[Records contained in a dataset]
════════════════

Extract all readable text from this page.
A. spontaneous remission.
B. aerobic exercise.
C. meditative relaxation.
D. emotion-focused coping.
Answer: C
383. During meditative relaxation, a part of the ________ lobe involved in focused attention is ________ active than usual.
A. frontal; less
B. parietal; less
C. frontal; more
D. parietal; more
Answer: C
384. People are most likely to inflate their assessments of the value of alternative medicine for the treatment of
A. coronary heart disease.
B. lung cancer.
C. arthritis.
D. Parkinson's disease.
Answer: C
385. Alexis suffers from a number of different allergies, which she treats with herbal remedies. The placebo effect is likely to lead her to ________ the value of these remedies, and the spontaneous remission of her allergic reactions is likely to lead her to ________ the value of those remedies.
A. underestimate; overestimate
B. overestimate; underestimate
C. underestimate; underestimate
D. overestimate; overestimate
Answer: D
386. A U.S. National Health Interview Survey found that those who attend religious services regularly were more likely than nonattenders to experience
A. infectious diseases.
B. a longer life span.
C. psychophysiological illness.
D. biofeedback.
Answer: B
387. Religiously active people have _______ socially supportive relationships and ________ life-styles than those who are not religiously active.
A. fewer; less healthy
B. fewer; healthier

════════════════

◆ WHAT IS ASKED ◆
Type out the full listing again, exactly as given.

◆ EXERCISE ANSWER ◆
Extract all readable text from this page.
A. spontaneous remission.
B. aerobic exercise.
C. meditative relaxation.
D. emotion-focused coping.
Answer: C
383. During meditative relaxation, a part of the ________ lobe involved in focused attention is ________ active than usual.
A. frontal; less
B. parietal; less
C. frontal; more
D. parietal; more
Answer: C
384. People are most likely to inflate their assessments of the value of alternative medicine for the treatment of
A. coronary heart disease.
B. lung cancer.
C. arthritis.
D. Parkinson's disease.
Answer: C
385. Alexis suffers from a number of different allergies, which she treats with herbal remedies. The placebo effect is likely to lead her to ________ the value of these remedies, and the spontaneous remission of her allergic reactions is likely to lead her to ________ the value of those remedies.
A. underestimate; overestimate
B. overestimate; underestimate
C. underestimate; underestimate
D. overestimate; overestimate
Answer: D
386. A U.S. National Health Interview Survey found that those who attend religious services regularly were more likely than nonattenders to experience
A. infectious diseases.
B. a longer life span.
C. psychophysiological illness.
D. biofeedback.
Answer: B
387. Religiously active people have _______ socially supportive relationships and ________ life-styles than those who are not religiously active.
A. fewer; less healthy
B. fewer; healthier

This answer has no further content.